EXERCICES À RÉALISER —
A - Selon le texte sur la contribution santé, quel parti a instauré cette contribution, et en quelle année ?
B - Dans le texte sur la contribution santé, reformulez de manière plus concise le paragraphe qui commence par « Le PQ et la CAQ considèrent », sans en omettre les faits principaux.
C - Poursuivez le texte sur la contribution santé à partir de sa dernière phrase.

TEXTE FOURNI —
━━━━━━━━
Les deux partis ont l'intention de serrer la vis sur les gains en capital et les dividendes. Le PQ veut aussi relever le taux d'imposition des hauts salariés pour financer les baisses d'impôts promises à la classe moyenne, à commencer par l'abolition de la taxe santé.

Contre la taxe santé

Tous les partis veulent abolir la contribution santé, sauf le Parti libéral qui l'a instaurée en 2010.

«C'est sûr qu'on voit ça d'un bon oeil», dit Philippe Hurteau, chercheur à l'Institut de recherche et d'informations socio-économiques (IRIS). «C'était la pièce maîtresse du virage tarifaire du budget Bachand, qui cherchait à financer les services publics à même une tarification directe, en privilégiant toujours des modes de perception régressifs qui ne tiennent pas compte de la capacité de payer des gens.»

Le PQ et la CAQ considèrent, en effet, que la contribution santé est une taxe injuste et régressive parce que la somme à payer est la même pour tout le monde, peu importe les revenus. Cela dit, plus du quart de la population n'a rien à payer: 1,8 million de contribuables à faible revenu sont exemptés de la taxe santé (p. ex: une personne seule avec moins de 14 600$, un couple avec enfants gagnant moins de 29 750$).

Mais tous les autres Québécois de 18 ans et plus doivent payer la contribution santé qui s'établit à 200$ en 2012. Comme ils sont 4,7 millions, la taxe rapporte près de 950 millions par année. Beaucoup d'argent dans les coffres de l'État.

Le PQ promet toutefois que l'abolition de la contribution santé sera «une opération à coût nul».
━━━━━━━━
LISTE DES DONNÉES —
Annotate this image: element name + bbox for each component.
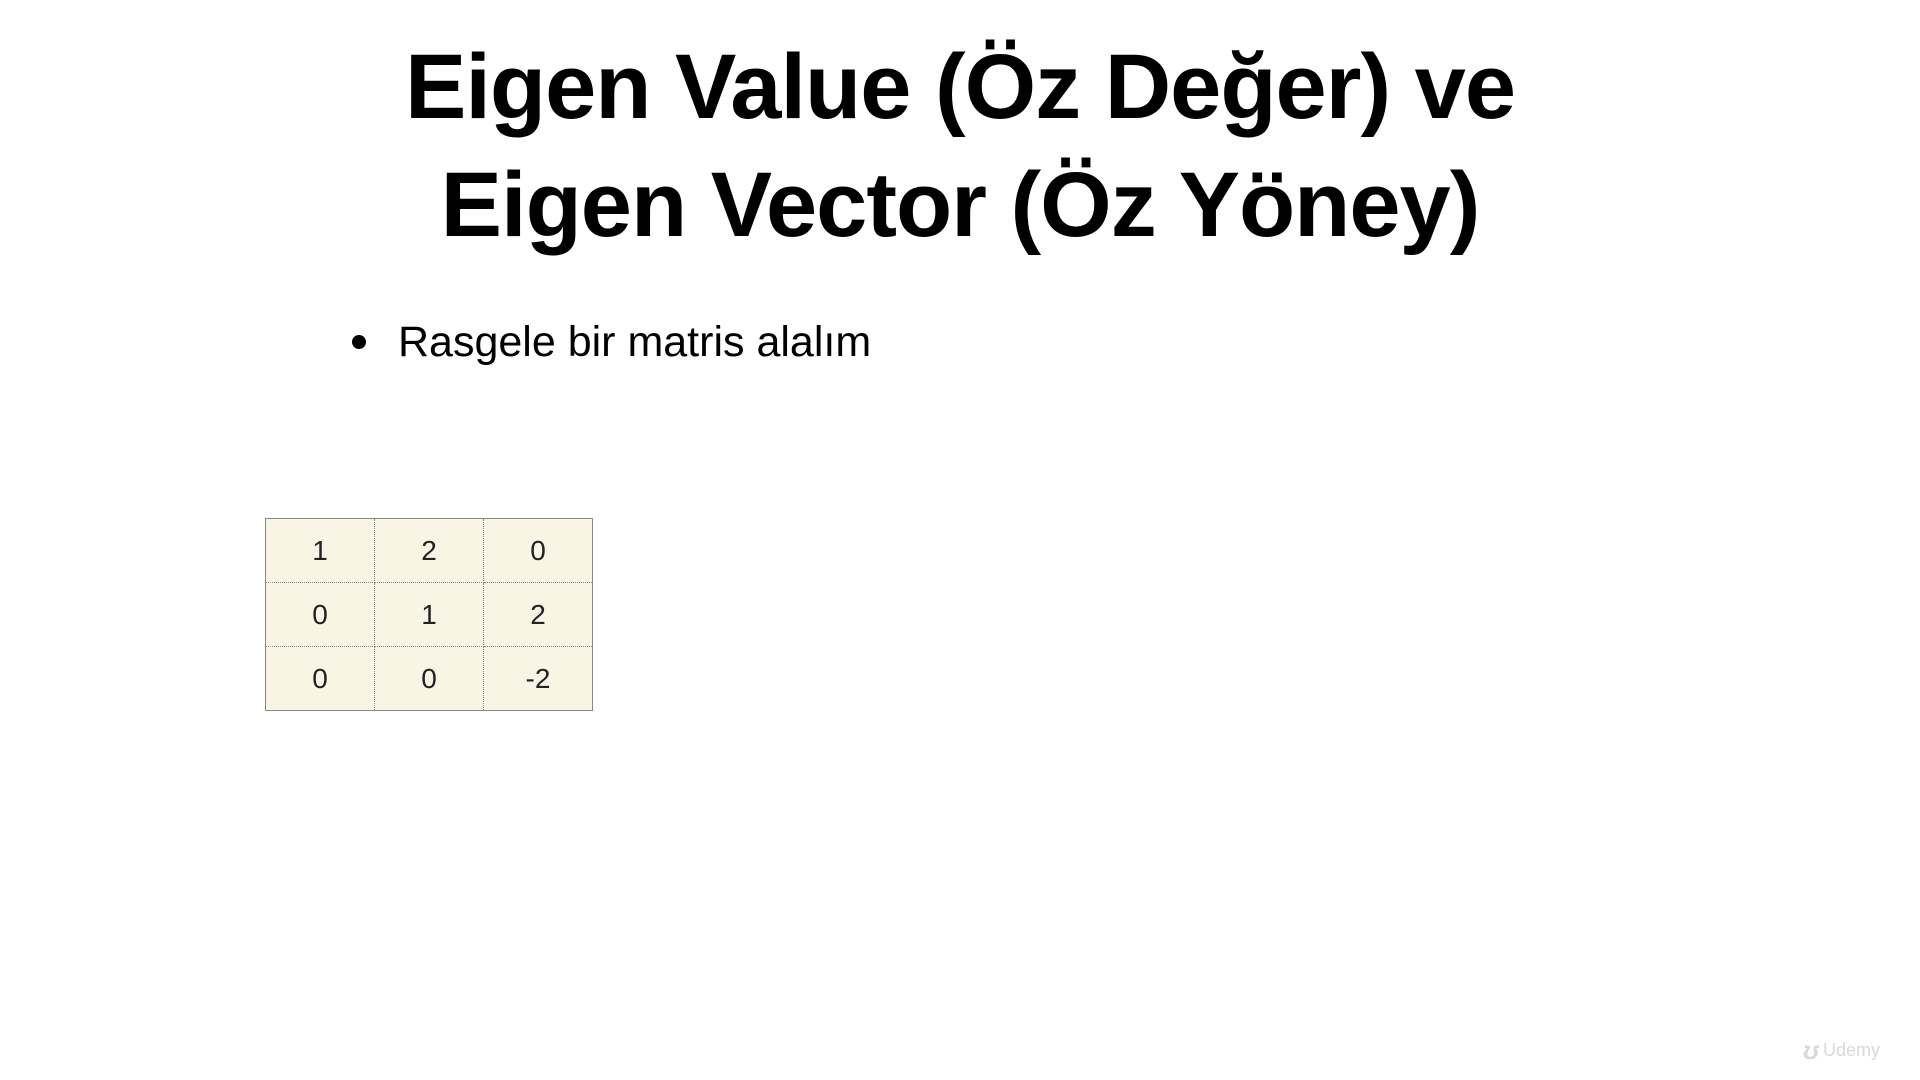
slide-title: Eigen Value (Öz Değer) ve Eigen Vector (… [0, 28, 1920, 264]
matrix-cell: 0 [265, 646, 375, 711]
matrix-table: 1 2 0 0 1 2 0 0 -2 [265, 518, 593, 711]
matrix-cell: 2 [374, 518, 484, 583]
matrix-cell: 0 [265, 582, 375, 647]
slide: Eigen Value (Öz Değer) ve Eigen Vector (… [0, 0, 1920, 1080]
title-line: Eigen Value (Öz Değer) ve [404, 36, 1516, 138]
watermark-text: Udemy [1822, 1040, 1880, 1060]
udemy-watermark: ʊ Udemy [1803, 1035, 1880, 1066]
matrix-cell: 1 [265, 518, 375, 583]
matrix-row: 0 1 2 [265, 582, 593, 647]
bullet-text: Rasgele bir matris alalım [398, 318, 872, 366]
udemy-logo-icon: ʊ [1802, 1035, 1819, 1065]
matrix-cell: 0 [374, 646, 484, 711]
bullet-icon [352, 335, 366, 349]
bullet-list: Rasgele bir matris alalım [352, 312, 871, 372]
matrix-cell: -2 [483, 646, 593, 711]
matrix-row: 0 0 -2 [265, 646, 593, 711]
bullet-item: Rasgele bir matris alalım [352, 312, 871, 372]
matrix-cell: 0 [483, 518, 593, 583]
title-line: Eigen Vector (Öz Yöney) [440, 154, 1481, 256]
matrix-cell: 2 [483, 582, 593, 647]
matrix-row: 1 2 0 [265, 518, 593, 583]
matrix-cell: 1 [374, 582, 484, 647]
━━━━━━━━
CORRIGÉ DES EXERCICES —
A - Le Parti libéral, en 2010.

B - Le PQ et la CAQ jugent la contribution santé injuste et régressive, car tous paient le même montant, quels que soient leurs revenus. Plus du quart de la population en est toutefois exempté : 1,8 million de contribuables à faible revenu, comme une personne seule gagnant moins de 14 600 $ ou un couple avec enfants gagnant moins de 29 750 $.

C -
Idem pour la CAQ qui veut accorder une réduction d'impôts de 1000$ sur cinq ans aux ménages gagnant moins de 100 000$, dont 400$ pour l'abolition de la contribution santé. À terme, cet allégement réduira les revenus de l'État de 1,8 milliard. Mais la Coalition veut combler ce manque à gagner en faisant le grand ménage de l'État et en haussant les impôts sur les gains en capital et les dividendes. Un changement qui touchera surtout les Québécois plus riches: les contribuables qui gagnent plus de 100 000$ empochent environ les deux tiers des gains en capital (69%) et des dividendes (63%), précise la CAQ.

Hausse d'impôt de 15 300$

Le PQ propose de relever de 24 à 28% le taux d'imposition sur les revenus qui excèdent 130 000$. Le taux grimperait à 31% sur les revenus au-delà de 250 000$. Près de 144 000 salariés écoperaient.

Un contribuable qui gagne 250 000$ par année subirait une augmentation d'impôt de 4800$ par année, calcule Stéphane Leblanc, fiscaliste associé chez Ernst&Young. Et un salarié qui gagne 400 000$ devrait verser 15 300$ de plus par année, comme le démontre notre tableau.

Ainsi, le taux d'imposition marginal fédéral - provincial atteindrait 55,22% pour les Québécois les plus riches, comparativement à 48,2% en ce moment. Actuellement, seule la Nouvelle-Écosse a un taux supérieur à celui du Québec, à 50%.

Gain en capital

Le PQ et la CAQ veulent aussi revoir la fiscalité sur les gains en capital, soit le profit réalisé à la revente d'une maison, d'un bien ou de placements.

Les contribuables devraient inclure les trois quarts de leur gain en capital dans leur déclaration de revenus, au lieu de la moitié en ce moment.

Prenons un propriétaire qui décide de revendre un immeuble à revenus avec un gain en capital de 200 000$. Actuellement, il doit inclure la moitié de ce gain (100 000$) dans sa déclaration de revenus. Avec la hausse du taux d'inclusion, il devrait inclure 75% (150 000$).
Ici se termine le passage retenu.